• **TASK STATEMENT**: Look below for the line that contains "Extract the structured", then quote it and all the lines after it, exactly, with the pictures left out.

────

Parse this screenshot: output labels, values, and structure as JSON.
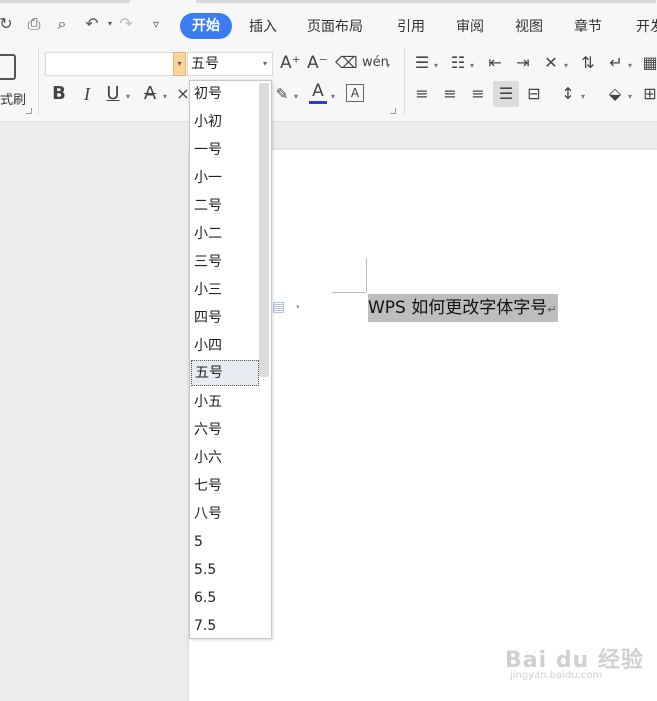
{
  "menu": {
    "items": [
      {
        "label": "开始",
        "active": true
      },
      {
        "label": "插入"
      },
      {
        "label": "页面布局"
      },
      {
        "label": "引用"
      },
      {
        "label": "审阅"
      },
      {
        "label": "视图"
      },
      {
        "label": "章节"
      },
      {
        "label": "开发"
      }
    ]
  },
  "ribbon": {
    "format_painter_label": "式刷",
    "font_name_value": "",
    "font_size_value": "五号"
  },
  "font_size_dropdown": {
    "selected": "五号",
    "options": [
      "初号",
      "小初",
      "一号",
      "小一",
      "二号",
      "小二",
      "三号",
      "小三",
      "四号",
      "小四",
      "五号",
      "小五",
      "六号",
      "小六",
      "七号",
      "八号",
      "5",
      "5.5",
      "6.5",
      "7.5"
    ]
  },
  "document": {
    "text": "WPS 如何更改字体字号",
    "paragraph_mark": "↵"
  },
  "watermark": {
    "brand": "Bai du 经验",
    "url": "jingyan.baidu.com"
  },
  "colors": {
    "accent": "#3d7cf0",
    "selection": "#bdbdbd",
    "font_color_underline": "#2b3fcf"
  }
}
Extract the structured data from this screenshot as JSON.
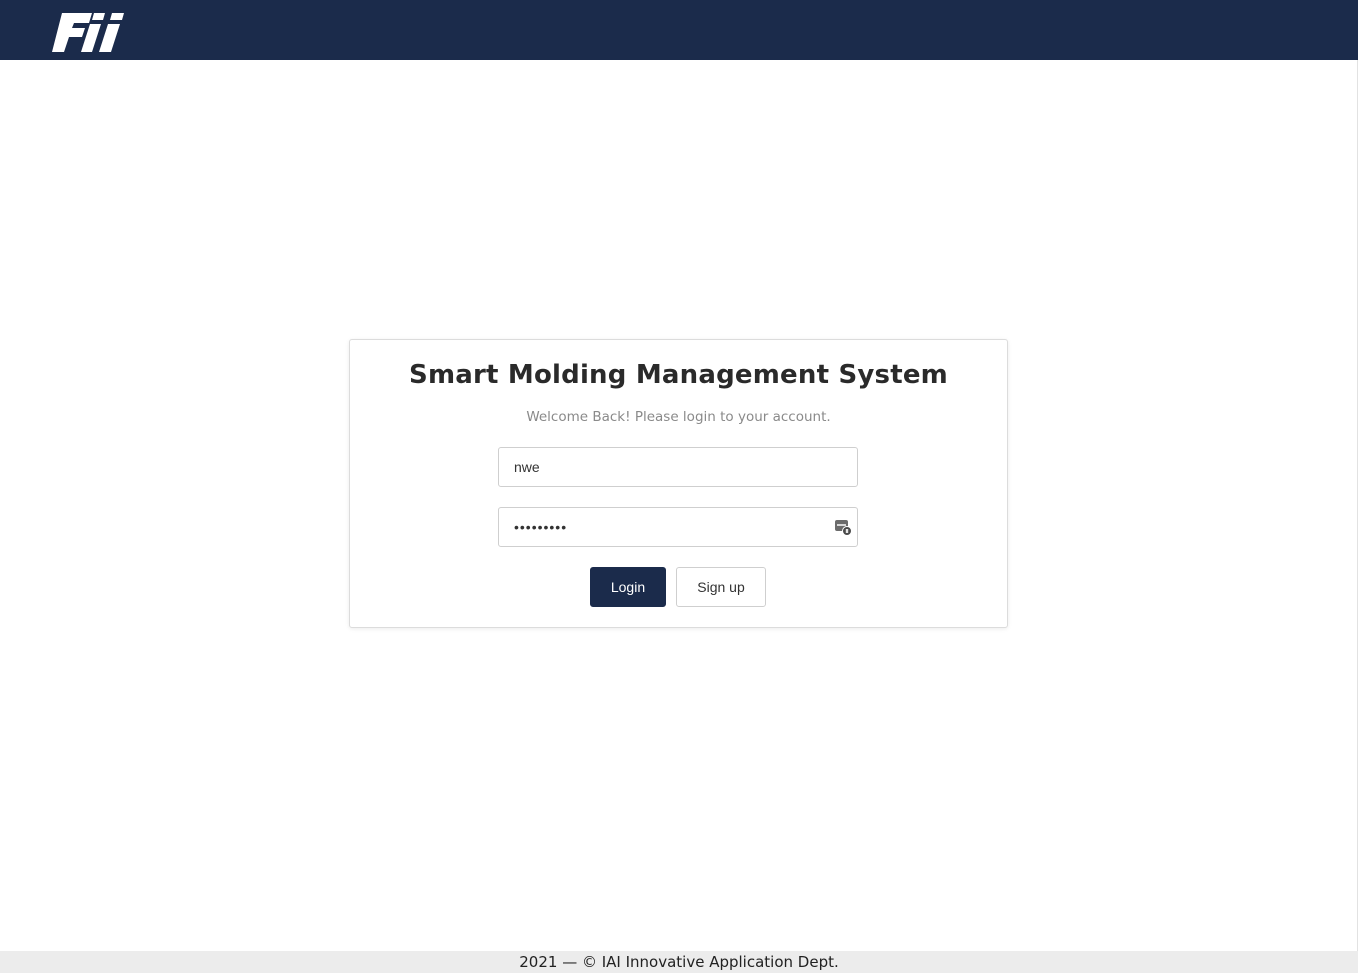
{
  "header": {
    "logo_text": "Fii",
    "background_color": "#1b2b4b"
  },
  "login": {
    "title": "Smart Molding Management System",
    "subtitle": "Welcome Back! Please login to your account.",
    "username_value": "nwe",
    "password_value": "nwe123456",
    "password_icon": "password-manager-key-icon",
    "login_label": "Login",
    "signup_label": "Sign up"
  },
  "footer": {
    "text": "2021 — © IAI Innovative Application Dept."
  }
}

────

• **PROBLEM SOLUTION**:
Extract the structured data from this screenshot as JSON.
{
  "header": {
    "logo_text": "Fii",
    "background_color": "#1b2b4b"
  },
  "login": {
    "title": "Smart Molding Management System",
    "subtitle": "Welcome Back! Please login to your account.",
    "username_value": "nwe",
    "password_value": "nwe123456",
    "password_icon": "password-manager-key-icon",
    "login_label": "Login",
    "signup_label": "Sign up"
  },
  "footer": {
    "text": "2021 — © IAI Innovative Application Dept."
  }
}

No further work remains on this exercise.